◆ Goal: Your task is to print all of the data word for word.

==================================================

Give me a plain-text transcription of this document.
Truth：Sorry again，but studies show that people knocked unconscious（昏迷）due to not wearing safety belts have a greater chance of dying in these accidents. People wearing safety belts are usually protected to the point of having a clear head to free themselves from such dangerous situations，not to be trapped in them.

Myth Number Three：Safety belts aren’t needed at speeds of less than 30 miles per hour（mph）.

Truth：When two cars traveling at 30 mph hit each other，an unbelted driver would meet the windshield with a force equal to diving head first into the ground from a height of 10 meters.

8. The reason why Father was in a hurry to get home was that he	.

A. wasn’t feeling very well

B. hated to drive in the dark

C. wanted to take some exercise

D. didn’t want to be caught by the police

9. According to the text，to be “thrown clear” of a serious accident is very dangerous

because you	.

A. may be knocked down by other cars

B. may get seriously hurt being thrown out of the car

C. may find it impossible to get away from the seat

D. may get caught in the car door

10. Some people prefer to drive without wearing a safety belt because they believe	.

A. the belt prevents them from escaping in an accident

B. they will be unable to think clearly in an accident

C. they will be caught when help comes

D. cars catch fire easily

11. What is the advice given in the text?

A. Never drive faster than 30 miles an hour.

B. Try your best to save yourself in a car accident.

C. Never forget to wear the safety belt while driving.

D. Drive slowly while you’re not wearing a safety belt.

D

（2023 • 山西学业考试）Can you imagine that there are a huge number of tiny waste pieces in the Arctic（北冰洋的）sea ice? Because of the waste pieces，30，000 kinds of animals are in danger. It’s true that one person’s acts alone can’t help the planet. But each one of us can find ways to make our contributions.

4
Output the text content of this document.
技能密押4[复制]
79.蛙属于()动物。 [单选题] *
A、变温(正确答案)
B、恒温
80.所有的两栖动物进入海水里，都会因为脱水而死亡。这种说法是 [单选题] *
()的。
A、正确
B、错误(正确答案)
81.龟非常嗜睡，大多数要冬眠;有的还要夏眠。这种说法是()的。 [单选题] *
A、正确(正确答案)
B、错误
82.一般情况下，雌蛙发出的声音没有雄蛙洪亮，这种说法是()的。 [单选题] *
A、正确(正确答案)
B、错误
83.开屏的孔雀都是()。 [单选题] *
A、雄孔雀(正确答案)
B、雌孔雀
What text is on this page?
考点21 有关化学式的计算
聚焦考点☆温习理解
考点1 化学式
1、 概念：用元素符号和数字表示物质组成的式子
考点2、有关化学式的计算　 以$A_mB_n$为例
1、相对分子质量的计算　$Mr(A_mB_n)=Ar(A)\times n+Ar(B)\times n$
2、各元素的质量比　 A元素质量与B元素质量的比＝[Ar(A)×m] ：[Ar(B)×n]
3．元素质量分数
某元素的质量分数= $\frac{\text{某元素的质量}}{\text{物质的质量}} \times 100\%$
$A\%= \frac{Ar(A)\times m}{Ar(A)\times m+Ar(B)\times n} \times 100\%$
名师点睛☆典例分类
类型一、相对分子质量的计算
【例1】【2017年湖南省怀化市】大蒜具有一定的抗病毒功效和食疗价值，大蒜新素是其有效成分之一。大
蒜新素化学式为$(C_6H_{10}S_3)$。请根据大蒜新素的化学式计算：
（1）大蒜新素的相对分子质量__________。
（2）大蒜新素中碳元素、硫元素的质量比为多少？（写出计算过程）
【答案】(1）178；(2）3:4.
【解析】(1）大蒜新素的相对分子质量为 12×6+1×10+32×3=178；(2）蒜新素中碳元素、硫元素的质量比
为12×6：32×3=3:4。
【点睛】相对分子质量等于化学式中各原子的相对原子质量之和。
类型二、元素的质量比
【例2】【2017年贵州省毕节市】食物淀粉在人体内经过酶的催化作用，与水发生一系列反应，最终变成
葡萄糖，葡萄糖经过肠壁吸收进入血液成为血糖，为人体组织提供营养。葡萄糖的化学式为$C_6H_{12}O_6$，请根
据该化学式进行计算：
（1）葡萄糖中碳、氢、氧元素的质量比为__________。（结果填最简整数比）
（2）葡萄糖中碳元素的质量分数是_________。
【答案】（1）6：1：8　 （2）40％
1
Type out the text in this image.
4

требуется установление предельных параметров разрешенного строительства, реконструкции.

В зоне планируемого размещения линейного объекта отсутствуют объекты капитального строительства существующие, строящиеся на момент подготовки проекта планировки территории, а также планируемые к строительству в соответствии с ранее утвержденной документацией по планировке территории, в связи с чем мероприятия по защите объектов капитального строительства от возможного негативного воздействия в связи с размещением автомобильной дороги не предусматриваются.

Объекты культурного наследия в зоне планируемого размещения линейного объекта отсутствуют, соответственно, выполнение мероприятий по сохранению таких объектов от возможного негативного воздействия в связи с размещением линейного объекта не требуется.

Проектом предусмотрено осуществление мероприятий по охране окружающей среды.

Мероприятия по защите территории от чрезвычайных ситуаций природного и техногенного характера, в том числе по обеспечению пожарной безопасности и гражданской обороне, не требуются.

==================================================

◆ Task result:
Give me a plain-text transcription of this document.
Truth：Sorry again，but studies show that people knocked unconscious（昏迷）due to not wearing safety belts have a greater chance of dying in these accidents. People wearing safety belts are usually protected to the point of having a clear head to free themselves from such dangerous situations，not to be trapped in them.

Myth Number Three：Safety belts aren’t needed at speeds of less than 30 miles per hour（mph）.

Truth：When two cars traveling at 30 mph hit each other，an unbelted driver would meet the windshield with a force equal to diving head first into the ground from a height of 10 meters.

8. The reason why Father was in a hurry to get home was that he	.

A. wasn’t feeling very well

B. hated to drive in the dark

C. wanted to take some exercise

D. didn’t want to be caught by the police

9. According to the text，to be “thrown clear” of a serious accident is very dangerous

because you	.

A. may be knocked down by other cars

B. may get seriously hurt being thrown out of the car

C. may find it impossible to get away from the seat

D. may get caught in the car door

10. Some people prefer to drive without wearing a safety belt because they believe	.

A. the belt prevents them from escaping in an accident

B. they will be unable to think clearly in an accident

C. they will be caught when help comes

D. cars catch fire easily

11. What is the advice given in the text?

A. Never drive faster than 30 miles an hour.

B. Try your best to save yourself in a car accident.

C. Never forget to wear the safety belt while driving.

D. Drive slowly while you’re not wearing a safety belt.

D

（2023 • 山西学业考试）Can you imagine that there are a huge number of tiny waste pieces in the Arctic（北冰洋的）sea ice? Because of the waste pieces，30，000 kinds of animals are in danger. It’s true that one person’s acts alone can’t help the planet. But each one of us can find ways to make our contributions.

4
Output the text content of this document.
技能密押4[复制]
79.蛙属于()动物。 [单选题] *
A、变温(正确答案)
B、恒温
80.所有的两栖动物进入海水里，都会因为脱水而死亡。这种说法是 [单选题] *
()的。
A、正确
B、错误(正确答案)
81.龟非常嗜睡，大多数要冬眠;有的还要夏眠。这种说法是()的。 [单选题] *
A、正确(正确答案)
B、错误
82.一般情况下，雌蛙发出的声音没有雄蛙洪亮，这种说法是()的。 [单选题] *
A、正确(正确答案)
B、错误
83.开屏的孔雀都是()。 [单选题] *
A、雄孔雀(正确答案)
B、雌孔雀
What text is on this page?
考点21 有关化学式的计算
聚焦考点☆温习理解
考点1 化学式
1、 概念：用元素符号和数字表示物质组成的式子
考点2、有关化学式的计算　 以$A_mB_n$为例
1、相对分子质量的计算　$Mr(A_mB_n)=Ar(A)\times n+Ar(B)\times n$
2、各元素的质量比　 A元素质量与B元素质量的比＝[Ar(A)×m] ：[Ar(B)×n]
3．元素质量分数
某元素的质量分数= $\frac{\text{某元素的质量}}{\text{物质的质量}} \times 100\%$
$A\%= \frac{Ar(A)\times m}{Ar(A)\times m+Ar(B)\times n} \times 100\%$
名师点睛☆典例分类
类型一、相对分子质量的计算
【例1】【2017年湖南省怀化市】大蒜具有一定的抗病毒功效和食疗价值，大蒜新素是其有效成分之一。大
蒜新素化学式为$(C_6H_{10}S_3)$。请根据大蒜新素的化学式计算：
（1）大蒜新素的相对分子质量__________。
（2）大蒜新素中碳元素、硫元素的质量比为多少？（写出计算过程）
【答案】(1）178；(2）3:4.
【解析】(1）大蒜新素的相对分子质量为 12×6+1×10+32×3=178；(2）蒜新素中碳元素、硫元素的质量比
为12×6：32×3=3:4。
【点睛】相对分子质量等于化学式中各原子的相对原子质量之和。
类型二、元素的质量比
【例2】【2017年贵州省毕节市】食物淀粉在人体内经过酶的催化作用，与水发生一系列反应，最终变成
葡萄糖，葡萄糖经过肠壁吸收进入血液成为血糖，为人体组织提供营养。葡萄糖的化学式为$C_6H_{12}O_6$，请根
据该化学式进行计算：
（1）葡萄糖中碳、氢、氧元素的质量比为__________。（结果填最简整数比）
（2）葡萄糖中碳元素的质量分数是_________。
【答案】（1）6：1：8　 （2）40％
1
Type out the text in this image.
4

требуется установление предельных параметров разрешенного строительства, реконструкции.

В зоне планируемого размещения линейного объекта отсутствуют объекты капитального строительства существующие, строящиеся на момент подготовки проекта планировки территории, а также планируемые к строительству в соответствии с ранее утвержденной документацией по планировке территории, в связи с чем мероприятия по защите объектов капитального строительства от возможного негативного воздействия в связи с размещением автомобильной дороги не предусматриваются.

Объекты культурного наследия в зоне планируемого размещения линейного объекта отсутствуют, соответственно, выполнение мероприятий по сохранению таких объектов от возможного негативного воздействия в связи с размещением линейного объекта не требуется.

Проектом предусмотрено осуществление мероприятий по охране окружающей среды.

Мероприятия по защите территории от чрезвычайных ситуаций природного и техногенного характера, в том числе по обеспечению пожарной безопасности и гражданской обороне, не требуются.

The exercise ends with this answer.